(Saved entries)
____________________

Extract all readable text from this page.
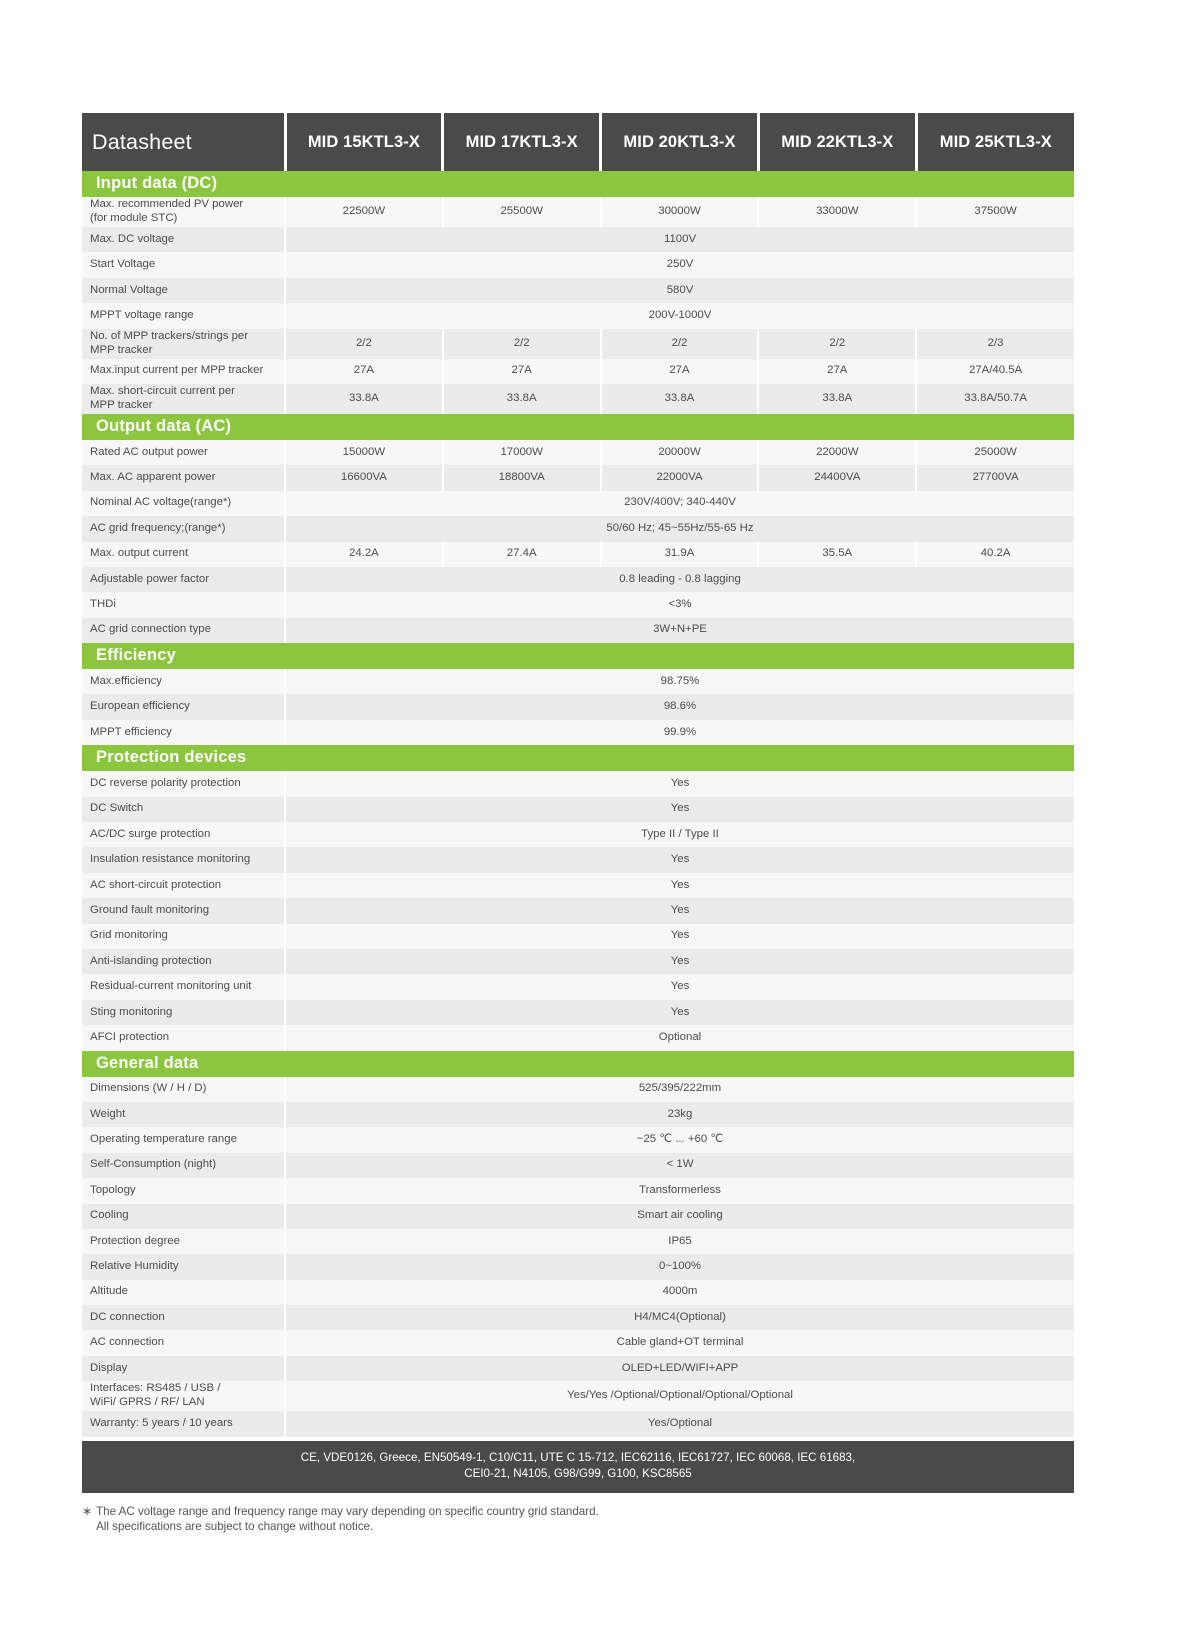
Datasheet	MID 15KTL3-X	MID 17KTL3-X	MID 20KTL3-X	MID 22KTL3-X	MID 25KTL3-X
Input data (DC)					

Max. recommended PV power
(for module STC)	22500W	25500W	30000W	33000W	37500W

Max. DC voltage	1100V				

Start Voltage	250V				

Normal Voltage	580V				

MPPT voltage range	200V-1000V				

No. of MPP trackers/strings per
MPP tracker	2/2	2/2	2/2	2/2	2/3

Max.input current per MPP tracker	27A	27A	27A	27A	27A/40.5A

Max. short-circuit current per
MPP tracker	33.8A	33.8A	33.8A	33.8A	33.8A/50.7A
Output data (AC)					

Rated AC output power	15000W	17000W	20000W	22000W	25000W

Max. AC apparent power	16600VA	18800VA	22000VA	24400VA	27700VA

Nominal AC voltage(range*)	230V/400V; 340-440V				

AC grid frequency;(range*)	50/60 Hz; 45~55Hz/55-65 Hz				

Max. output current	24.2A	27.4A	31.9A	35.5A	40.2A

Adjustable power factor	0.8 leading - 0.8 lagging				

THDi	<3%				

AC grid connection type	3W+N+PE				
Efficiency					

Max.efficiency	98.75%				

European efficiency	98.6%				

MPPT efficiency	99.9%				
Protection devices					

DC reverse polarity protection	Yes				

DC Switch	Yes				

AC/DC surge protection	Type II / Type II				

Insulation resistance monitoring	Yes				

AC short-circuit protection	Yes				

Ground fault monitoring	Yes				

Grid monitoring	Yes				

Anti-islanding protection	Yes				

Residual-current monitoring unit	Yes				

Sting monitoring	Yes				

AFCI protection	Optional				
General data					

Dimensions (W / H / D)	525/395/222mm				

Weight	23kg				

Operating temperature range	−25 ℃ ... +60 ℃				

Self-Consumption (night)	< 1W				

Topology	Transformerless				

Cooling	Smart air cooling				

Protection degree	IP65				

Relative Humidity	0~100%				

Altitude	4000m				

DC connection	H4/MC4(Optional)				

AC connection	Cable gland+OT terminal				

Display	OLED+LED/WIFI+APP				

Interfaces: RS485 / USB /
WiFi/ GPRS / RF/ LAN	Yes/Yes /Optional/Optional/Optional/Optional				

Warranty: 5 years / 10 years	Yes/Optional				
CE, VDE0126, Greece, EN50549-1, C10/C11, UTE C 15-712, IEC62116, IEC61727, IEC 60068, IEC 61683,
CEI0-21, N4105, G98/G99, G100, KSC8565
∗ The AC voltage range and frequency range may vary depending on specific country grid standard.
All specifications are subject to change without notice.
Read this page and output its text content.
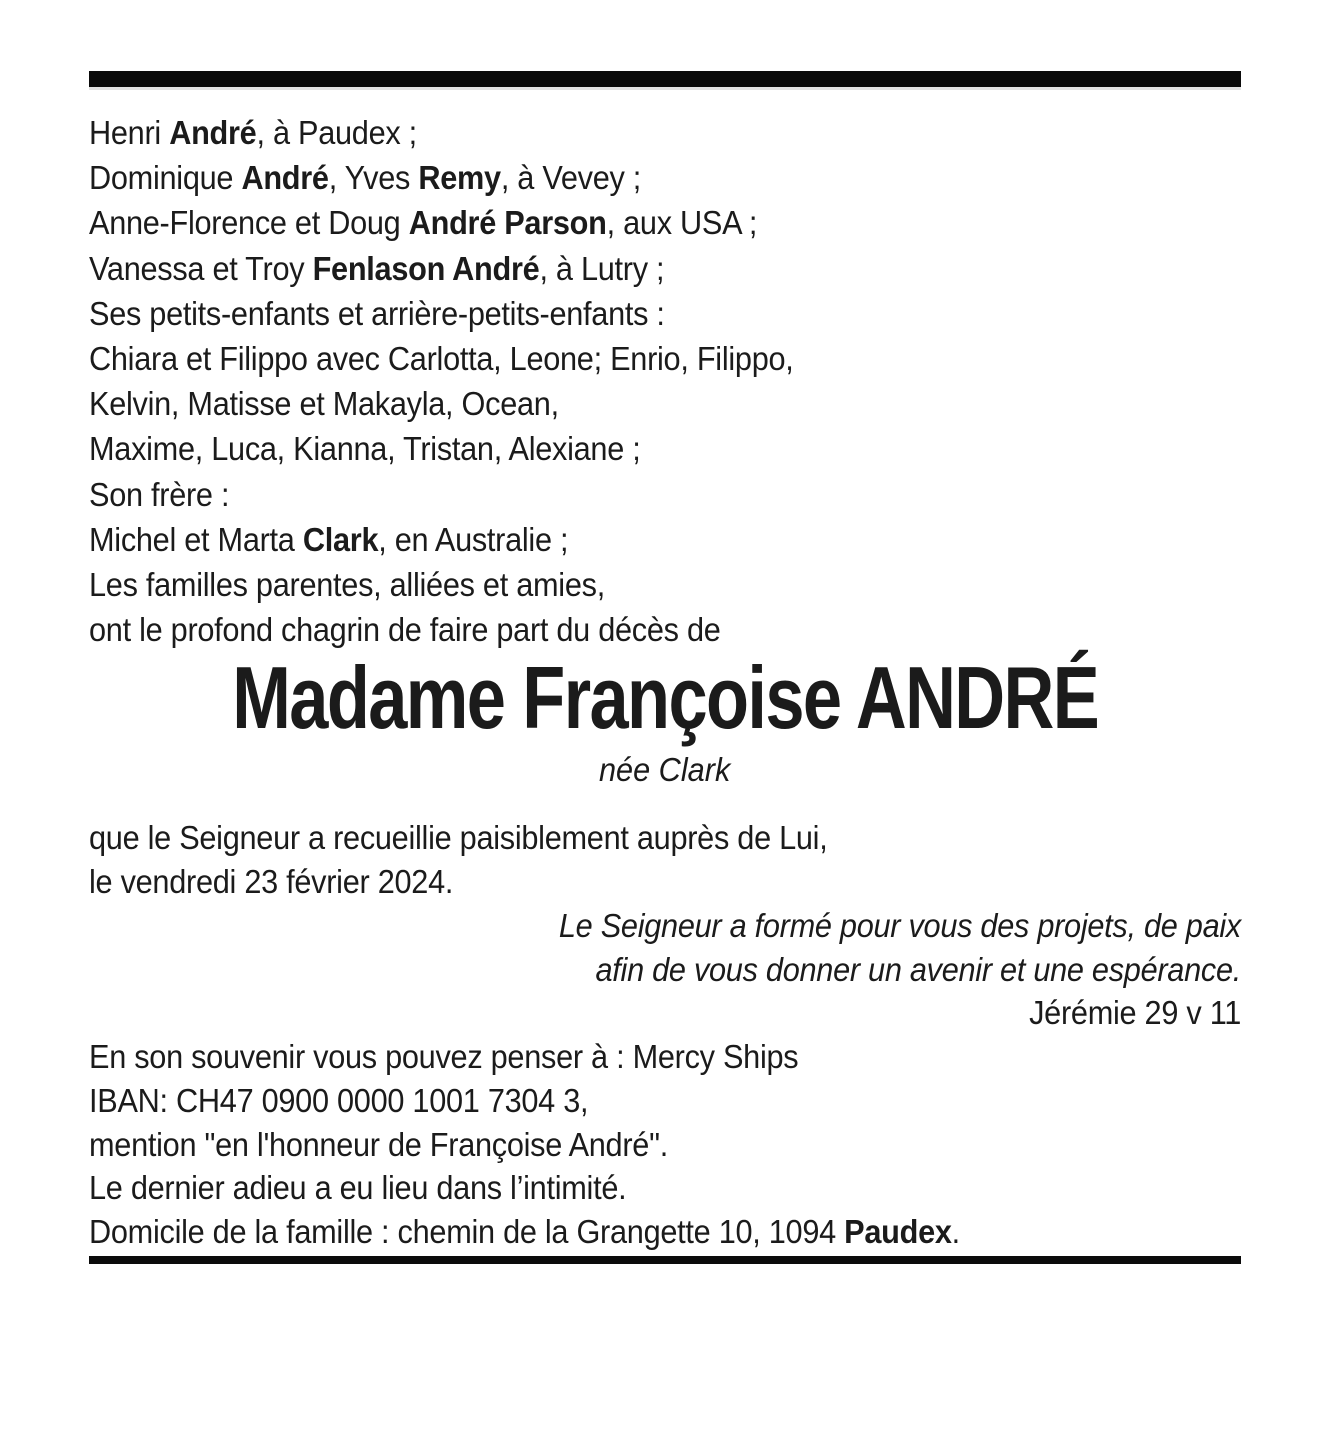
Henri André, à Paudex ;
Dominique André, Yves Remy, à Vevey ;
Anne-Florence et Doug André Parson, aux USA ;
Vanessa et Troy Fenlason André, à Lutry ;
Ses petits-enfants et arrière-petits-enfants :
Chiara et Filippo avec Carlotta, Leone; Enrio, Filippo,
Kelvin, Matisse et Makayla, Ocean,
Maxime, Luca, Kianna, Tristan, Alexiane ;
Son frère :
Michel et Marta Clark, en Australie ;
Les familles parentes, alliées et amies,
ont le profond chagrin de faire part du décès de
Madame Françoise ANDRÉ
née Clark
que le Seigneur a recueillie paisiblement auprès de Lui,
le vendredi 23 février 2024.
Le Seigneur a formé pour vous des projets, de paix
afin de vous donner un avenir et une espérance.
Jérémie 29 v 11
En son souvenir vous pouvez penser à : Mercy Ships
IBAN: CH47 0900 0000 1001 7304 3,
mention "en l'honneur de Françoise André".
Le dernier adieu a eu lieu dans l’intimité.
Domicile de la famille : chemin de la Grangette 10, 1094 Paudex.
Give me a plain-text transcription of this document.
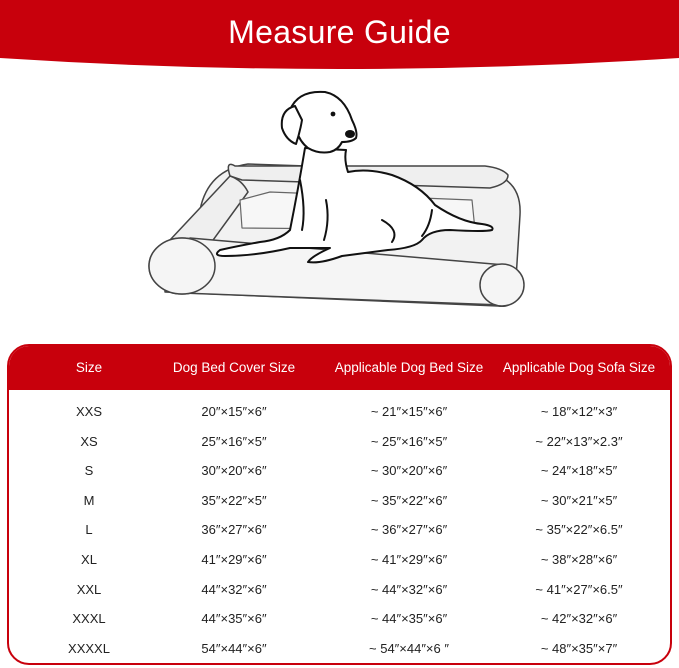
Measure Guide
Size	Dog Bed Cover Size	Applicable Dog Bed Size	Applicable Dog Sofa Size
XXS	20″×15″×6″	~ 21″×15″×6″	~ 18″×12″×3″
XS	25″×16″×5″	~ 25″×16″×5″	~ 22″×13″×2.3″
S	30″×20″×6″	~ 30″×20″×6″	~ 24″×18″×5″
M	35″×22″×5″	~ 35″×22″×6″	~ 30″×21″×5″
L	36″×27″×6″	~ 36″×27″×6″	~ 35″×22″×6.5″
XL	41″×29″×6″	~ 41″×29″×6″	~ 38″×28″×6″
XXL	44″×32″×6″	~ 44″×32″×6″	~ 41″×27″×6.5″
XXXL	44″×35″×6″	~ 44″×35″×6″	~ 42″×32″×6″
XXXXL	54″×44″×6″	~ 54″×44″×6 ″	~ 48″×35″×7″
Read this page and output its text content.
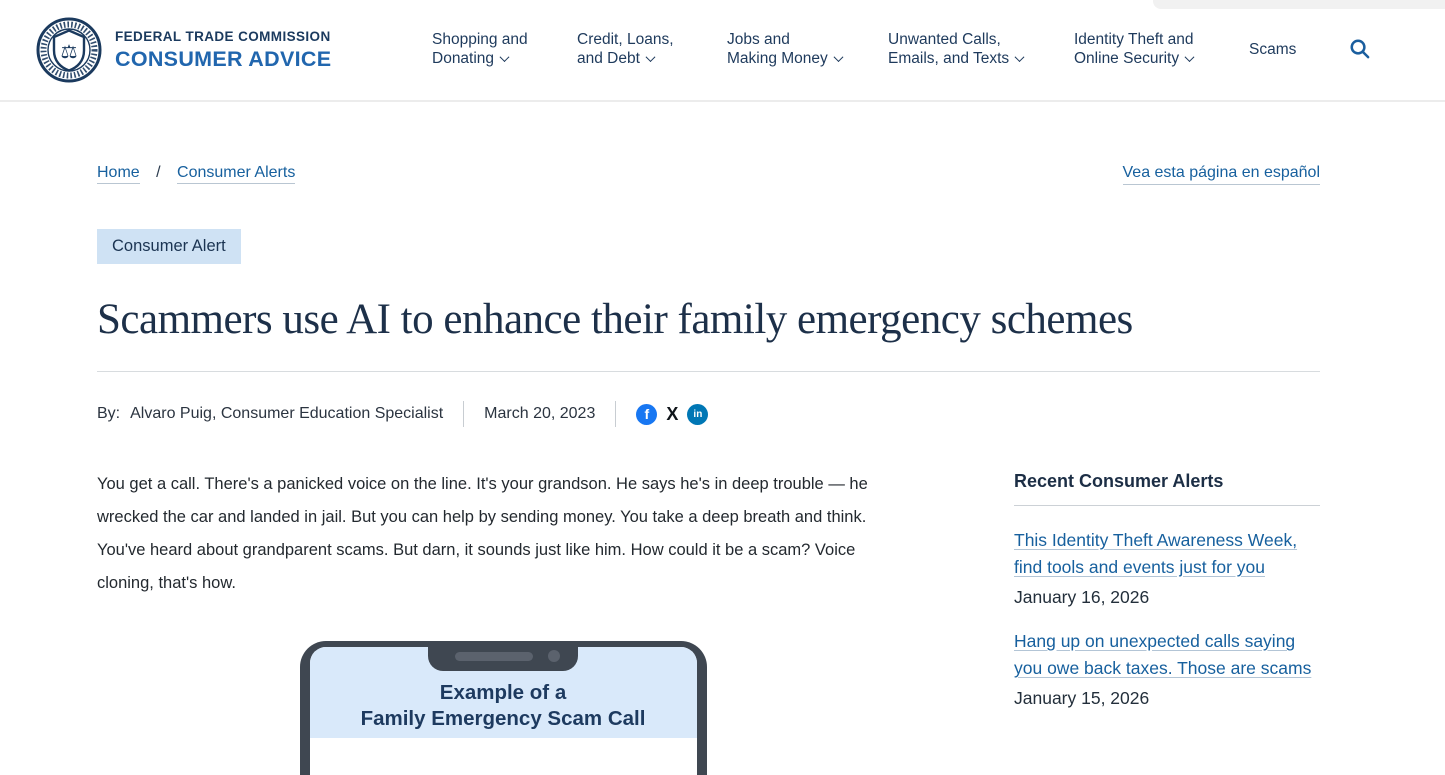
⚖
FEDERAL TRADE COMMISSION
CONSUMER ADVICE
Shopping and
Donating
Credit, Loans,
and Debt
Jobs and
Making Money
Unwanted Calls,
Emails, and Texts
Identity Theft and
Online Security
Scams
Home / Consumer Alerts	Vea esta página en español
Consumer Alert
Scammers use AI to enhance their family emergency schemes
By: Alvaro Puig, Consumer Education Specialist	March 20, 2023	f X	in

You get a call. There's a panicked voice on the line. It's your grandson. He says he's in deep trouble — he wrecked the car and landed in jail. But you can help by sending money. You take a deep breath and think. You've heard about grandparent scams. But darn, it sounds just like him. How could it be a scam? Voice cloning, that's how.

Example of a
Family Emergency Scam Call
Recent Consumer Alerts
This Identity Theft Awareness Week, find tools and events just for you
January 16, 2026
Hang up on unexpected calls saying you owe back taxes. Those are scams
January 15, 2026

____________________

WHAT YOU WILL DO: Omit the pictures and output all of the other material exactly.

EXPECTED ANSWER:
Extract all readable text from this page.
Datasheet	MID 15KTL3-X	MID 17KTL3-X	MID 20KTL3-X	MID 22KTL3-X	MID 25KTL3-X
Input data (DC)					

Max. recommended PV power
(for module STC)	22500W	25500W	30000W	33000W	37500W

Max. DC voltage	1100V				

Start Voltage	250V				

Normal Voltage	580V				

MPPT voltage range	200V-1000V				

No. of MPP trackers/strings per
MPP tracker	2/2	2/2	2/2	2/2	2/3

Max.input current per MPP tracker	27A	27A	27A	27A	27A/40.5A

Max. short-circuit current per
MPP tracker	33.8A	33.8A	33.8A	33.8A	33.8A/50.7A
Output data (AC)					

Rated AC output power	15000W	17000W	20000W	22000W	25000W

Max. AC apparent power	16600VA	18800VA	22000VA	24400VA	27700VA

Nominal AC voltage(range*)	230V/400V; 340-440V				

AC grid frequency;(range*)	50/60 Hz; 45~55Hz/55-65 Hz				

Max. output current	24.2A	27.4A	31.9A	35.5A	40.2A

Adjustable power factor	0.8 leading - 0.8 lagging				

THDi	<3%				

AC grid connection type	3W+N+PE				
Efficiency					

Max.efficiency	98.75%				

European efficiency	98.6%				

MPPT efficiency	99.9%				
Protection devices					

DC reverse polarity protection	Yes				

DC Switch	Yes				

AC/DC surge protection	Type II / Type II				

Insulation resistance monitoring	Yes				

AC short-circuit protection	Yes				

Ground fault monitoring	Yes				

Grid monitoring	Yes				

Anti-islanding protection	Yes				

Residual-current monitoring unit	Yes				

Sting monitoring	Yes				

AFCI protection	Optional				
General data					

Dimensions (W / H / D)	525/395/222mm				

Weight	23kg				

Operating temperature range	−25 ℃ ... +60 ℃				

Self-Consumption (night)	< 1W				

Topology	Transformerless				

Cooling	Smart air cooling				

Protection degree	IP65				

Relative Humidity	0~100%				

Altitude	4000m				

DC connection	H4/MC4(Optional)				

AC connection	Cable gland+OT terminal				

Display	OLED+LED/WIFI+APP				

Interfaces: RS485 / USB /
WiFi/ GPRS / RF/ LAN	Yes/Yes /Optional/Optional/Optional/Optional				

Warranty: 5 years / 10 years	Yes/Optional				
CE, VDE0126, Greece, EN50549-1, C10/C11, UTE C 15-712, IEC62116, IEC61727, IEC 60068, IEC 61683,
CEI0-21, N4105, G98/G99, G100, KSC8565
∗ The AC voltage range and frequency range may vary depending on specific country grid standard.
All specifications are subject to change without notice.
Read this page and output its text content.
Henri André, à Paudex ;
Dominique André, Yves Remy, à Vevey ;
Anne-Florence et Doug André Parson, aux USA ;
Vanessa et Troy Fenlason André, à Lutry ;
Ses petits-enfants et arrière-petits-enfants :
Chiara et Filippo avec Carlotta, Leone; Enrio, Filippo,
Kelvin, Matisse et Makayla, Ocean,
Maxime, Luca, Kianna, Tristan, Alexiane ;
Son frère :
Michel et Marta Clark, en Australie ;
Les familles parentes, alliées et amies,
ont le profond chagrin de faire part du décès de
Madame Françoise ANDRÉ
née Clark
que le Seigneur a recueillie paisiblement auprès de Lui,
le vendredi 23 février 2024.
Le Seigneur a formé pour vous des projets, de paix
afin de vous donner un avenir et une espérance.
Jérémie 29 v 11
En son souvenir vous pouvez penser à : Mercy Ships
IBAN: CH47 0900 0000 1001 7304 3,
mention "en l'honneur de Françoise André".
Le dernier adieu a eu lieu dans l’intimité.
Domicile de la famille : chemin de la Grangette 10, 1094 Paudex.
Give me a plain-text transcription of this document.
Measure Guide
Size	Dog Bed Cover Size	Applicable Dog Bed Size	Applicable Dog Sofa Size
XXS	20″×15″×6″	~ 21″×15″×6″	~ 18″×12″×3″
XS	25″×16″×5″	~ 25″×16″×5″	~ 22″×13″×2.3″
S	30″×20″×6″	~ 30″×20″×6″	~ 24″×18″×5″
M	35″×22″×5″	~ 35″×22″×6″	~ 30″×21″×5″
L	36″×27″×6″	~ 36″×27″×6″	~ 35″×22″×6.5″
XL	41″×29″×6″	~ 41″×29″×6″	~ 38″×28″×6″
XXL	44″×32″×6″	~ 44″×32″×6″	~ 41″×27″×6.5″
XXXL	44″×35″×6″	~ 44″×35″×6″	~ 42″×32″×6″
XXXXL	54″×44″×6″	~ 54″×44″×6 ″	~ 48″×35″×7″
Read this page and output its text content.
⚖
FEDERAL TRADE COMMISSION
CONSUMER ADVICE
Shopping and
Donating
Credit, Loans,
and Debt
Jobs and
Making Money
Unwanted Calls,
Emails, and Texts
Identity Theft and
Online Security
Scams
Home / Consumer Alerts	Vea esta página en español
Consumer Alert
Scammers use AI to enhance their family emergency schemes
By: Alvaro Puig, Consumer Education Specialist	March 20, 2023	f X	in

You get a call. There's a panicked voice on the line. It's your grandson. He says he's in deep trouble — he wrecked the car and landed in jail. But you can help by sending money. You take a deep breath and think. You've heard about grandparent scams. But darn, it sounds just like him. How could it be a scam? Voice cloning, that's how.

Example of a
Family Emergency Scam Call
Recent Consumer Alerts
This Identity Theft Awareness Week, find tools and events just for you
January 16, 2026
Hang up on unexpected calls saying you owe back taxes. Those are scams
January 15, 2026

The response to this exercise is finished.